[What needs to be done] Copy out exactly the lines from the one containing "What data populates" to the end of the records below, both included, and nothing else.

** BEGIN Information given **

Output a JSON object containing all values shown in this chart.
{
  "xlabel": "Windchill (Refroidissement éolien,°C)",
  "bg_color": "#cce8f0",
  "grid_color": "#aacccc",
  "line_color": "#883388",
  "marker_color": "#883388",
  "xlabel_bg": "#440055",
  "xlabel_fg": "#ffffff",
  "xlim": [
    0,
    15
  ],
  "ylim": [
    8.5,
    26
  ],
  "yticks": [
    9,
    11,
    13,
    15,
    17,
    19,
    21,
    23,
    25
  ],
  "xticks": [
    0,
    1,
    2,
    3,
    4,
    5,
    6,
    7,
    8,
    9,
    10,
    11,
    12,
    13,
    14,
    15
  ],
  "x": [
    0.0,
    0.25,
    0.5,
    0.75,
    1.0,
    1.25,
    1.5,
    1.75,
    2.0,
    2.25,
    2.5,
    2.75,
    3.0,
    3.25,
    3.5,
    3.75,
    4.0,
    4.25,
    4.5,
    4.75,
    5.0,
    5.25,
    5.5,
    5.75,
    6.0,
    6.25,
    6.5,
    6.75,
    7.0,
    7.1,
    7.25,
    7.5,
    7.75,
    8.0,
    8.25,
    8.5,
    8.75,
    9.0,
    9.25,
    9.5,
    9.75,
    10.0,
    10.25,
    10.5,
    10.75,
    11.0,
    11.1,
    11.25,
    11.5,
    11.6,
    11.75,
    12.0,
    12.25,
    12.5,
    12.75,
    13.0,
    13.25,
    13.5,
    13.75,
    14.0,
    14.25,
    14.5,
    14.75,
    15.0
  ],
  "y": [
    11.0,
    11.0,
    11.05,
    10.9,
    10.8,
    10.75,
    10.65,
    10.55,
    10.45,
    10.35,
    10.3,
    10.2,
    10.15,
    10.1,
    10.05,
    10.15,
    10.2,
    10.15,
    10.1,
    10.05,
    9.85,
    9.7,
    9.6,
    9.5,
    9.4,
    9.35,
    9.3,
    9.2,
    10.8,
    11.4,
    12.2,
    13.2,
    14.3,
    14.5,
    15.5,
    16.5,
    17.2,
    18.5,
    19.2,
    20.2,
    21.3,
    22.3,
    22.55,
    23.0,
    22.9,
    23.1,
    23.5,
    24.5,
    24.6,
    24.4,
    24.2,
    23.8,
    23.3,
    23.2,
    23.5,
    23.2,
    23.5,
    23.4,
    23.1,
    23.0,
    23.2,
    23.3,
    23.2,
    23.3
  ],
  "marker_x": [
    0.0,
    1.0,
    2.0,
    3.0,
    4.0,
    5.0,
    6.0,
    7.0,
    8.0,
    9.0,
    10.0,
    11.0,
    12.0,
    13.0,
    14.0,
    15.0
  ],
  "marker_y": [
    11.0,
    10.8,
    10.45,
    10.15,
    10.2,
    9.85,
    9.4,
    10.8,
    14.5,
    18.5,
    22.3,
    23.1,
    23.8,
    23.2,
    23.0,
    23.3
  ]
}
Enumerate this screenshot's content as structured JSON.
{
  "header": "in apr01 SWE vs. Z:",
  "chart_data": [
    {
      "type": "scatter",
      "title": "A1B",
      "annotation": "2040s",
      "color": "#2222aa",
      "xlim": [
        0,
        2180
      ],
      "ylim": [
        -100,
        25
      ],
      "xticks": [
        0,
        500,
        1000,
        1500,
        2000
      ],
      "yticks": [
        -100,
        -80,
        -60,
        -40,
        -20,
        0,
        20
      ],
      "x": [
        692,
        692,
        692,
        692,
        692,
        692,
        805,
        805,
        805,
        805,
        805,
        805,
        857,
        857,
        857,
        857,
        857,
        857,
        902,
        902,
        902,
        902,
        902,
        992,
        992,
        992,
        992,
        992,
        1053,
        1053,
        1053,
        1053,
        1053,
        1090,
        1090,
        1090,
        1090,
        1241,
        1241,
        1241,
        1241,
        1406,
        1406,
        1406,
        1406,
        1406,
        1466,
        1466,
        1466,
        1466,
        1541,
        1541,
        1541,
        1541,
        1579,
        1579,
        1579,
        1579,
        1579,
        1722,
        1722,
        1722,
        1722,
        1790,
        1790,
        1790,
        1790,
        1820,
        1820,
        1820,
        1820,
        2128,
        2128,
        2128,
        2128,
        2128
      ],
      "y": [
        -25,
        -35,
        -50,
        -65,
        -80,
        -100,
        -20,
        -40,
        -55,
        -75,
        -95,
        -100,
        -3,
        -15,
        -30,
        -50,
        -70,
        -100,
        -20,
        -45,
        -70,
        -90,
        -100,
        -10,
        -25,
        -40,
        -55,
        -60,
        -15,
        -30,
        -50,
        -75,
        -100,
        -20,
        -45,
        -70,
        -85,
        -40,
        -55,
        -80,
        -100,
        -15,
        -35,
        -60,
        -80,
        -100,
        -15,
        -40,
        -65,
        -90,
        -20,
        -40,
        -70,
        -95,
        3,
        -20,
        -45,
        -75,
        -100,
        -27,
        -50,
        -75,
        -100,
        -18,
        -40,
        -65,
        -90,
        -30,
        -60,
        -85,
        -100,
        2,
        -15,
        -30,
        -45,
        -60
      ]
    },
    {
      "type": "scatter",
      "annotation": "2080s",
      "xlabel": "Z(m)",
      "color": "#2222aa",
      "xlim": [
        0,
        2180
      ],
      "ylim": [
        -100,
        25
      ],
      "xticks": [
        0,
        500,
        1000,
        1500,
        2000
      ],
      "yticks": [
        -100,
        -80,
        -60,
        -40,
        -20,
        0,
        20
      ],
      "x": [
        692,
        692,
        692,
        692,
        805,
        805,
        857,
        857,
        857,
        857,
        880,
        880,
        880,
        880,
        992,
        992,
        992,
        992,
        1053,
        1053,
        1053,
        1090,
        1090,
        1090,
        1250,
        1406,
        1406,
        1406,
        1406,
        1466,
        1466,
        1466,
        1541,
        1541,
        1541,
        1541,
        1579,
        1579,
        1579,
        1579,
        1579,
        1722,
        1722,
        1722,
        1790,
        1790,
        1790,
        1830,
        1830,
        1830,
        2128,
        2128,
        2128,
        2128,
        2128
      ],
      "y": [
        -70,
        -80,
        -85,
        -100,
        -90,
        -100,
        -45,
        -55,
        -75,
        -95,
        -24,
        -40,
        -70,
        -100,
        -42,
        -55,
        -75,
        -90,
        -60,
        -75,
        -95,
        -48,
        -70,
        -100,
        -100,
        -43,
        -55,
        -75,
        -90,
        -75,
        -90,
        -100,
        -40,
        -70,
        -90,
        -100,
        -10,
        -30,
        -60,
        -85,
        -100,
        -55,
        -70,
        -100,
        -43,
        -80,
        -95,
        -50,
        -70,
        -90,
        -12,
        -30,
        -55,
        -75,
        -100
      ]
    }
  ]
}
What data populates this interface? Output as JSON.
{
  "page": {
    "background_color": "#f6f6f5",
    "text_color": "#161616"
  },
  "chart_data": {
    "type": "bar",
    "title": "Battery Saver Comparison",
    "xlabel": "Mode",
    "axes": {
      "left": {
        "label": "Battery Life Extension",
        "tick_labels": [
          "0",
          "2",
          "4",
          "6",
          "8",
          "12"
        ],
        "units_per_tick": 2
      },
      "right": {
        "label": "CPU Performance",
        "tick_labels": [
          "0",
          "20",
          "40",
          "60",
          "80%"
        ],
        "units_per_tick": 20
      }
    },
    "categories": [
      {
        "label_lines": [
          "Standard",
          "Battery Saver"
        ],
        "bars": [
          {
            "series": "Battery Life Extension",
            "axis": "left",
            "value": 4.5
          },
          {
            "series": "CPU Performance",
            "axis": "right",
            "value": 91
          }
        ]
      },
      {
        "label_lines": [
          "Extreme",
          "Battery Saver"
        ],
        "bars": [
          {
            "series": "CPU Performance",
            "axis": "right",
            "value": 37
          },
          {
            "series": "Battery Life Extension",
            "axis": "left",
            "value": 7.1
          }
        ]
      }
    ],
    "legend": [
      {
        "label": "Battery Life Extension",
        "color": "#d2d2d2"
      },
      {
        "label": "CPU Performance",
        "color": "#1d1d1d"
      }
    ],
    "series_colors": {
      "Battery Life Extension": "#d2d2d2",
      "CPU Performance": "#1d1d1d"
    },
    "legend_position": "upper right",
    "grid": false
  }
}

** END Information given **

[Solution to the problem]
What data populates this interface? Output as JSON.
{
  "page": {
    "background_color": "#f6f6f5",
    "text_color": "#161616"
  },
  "chart_data": {
    "type": "bar",
    "title": "Battery Saver Comparison",
    "xlabel": "Mode",
    "axes": {
      "left": {
        "label": "Battery Life Extension",
        "tick_labels": [
          "0",
          "2",
          "4",
          "6",
          "8",
          "12"
        ],
        "units_per_tick": 2
      },
      "right": {
        "label": "CPU Performance",
        "tick_labels": [
          "0",
          "20",
          "40",
          "60",
          "80%"
        ],
        "units_per_tick": 20
      }
    },
    "categories": [
      {
        "label_lines": [
          "Standard",
          "Battery Saver"
        ],
        "bars": [
          {
            "series": "Battery Life Extension",
            "axis": "left",
            "value": 4.5
          },
          {
            "series": "CPU Performance",
            "axis": "right",
            "value": 91
          }
        ]
      },
      {
        "label_lines": [
          "Extreme",
          "Battery Saver"
        ],
        "bars": [
          {
            "series": "CPU Performance",
            "axis": "right",
            "value": 37
          },
          {
            "series": "Battery Life Extension",
            "axis": "left",
            "value": 7.1
          }
        ]
      }
    ],
    "legend": [
      {
        "label": "Battery Life Extension",
        "color": "#d2d2d2"
      },
      {
        "label": "CPU Performance",
        "color": "#1d1d1d"
      }
    ],
    "series_colors": {
      "Battery Life Extension": "#d2d2d2",
      "CPU Performance": "#1d1d1d"
    },
    "legend_position": "upper right",
    "grid": false
  }
}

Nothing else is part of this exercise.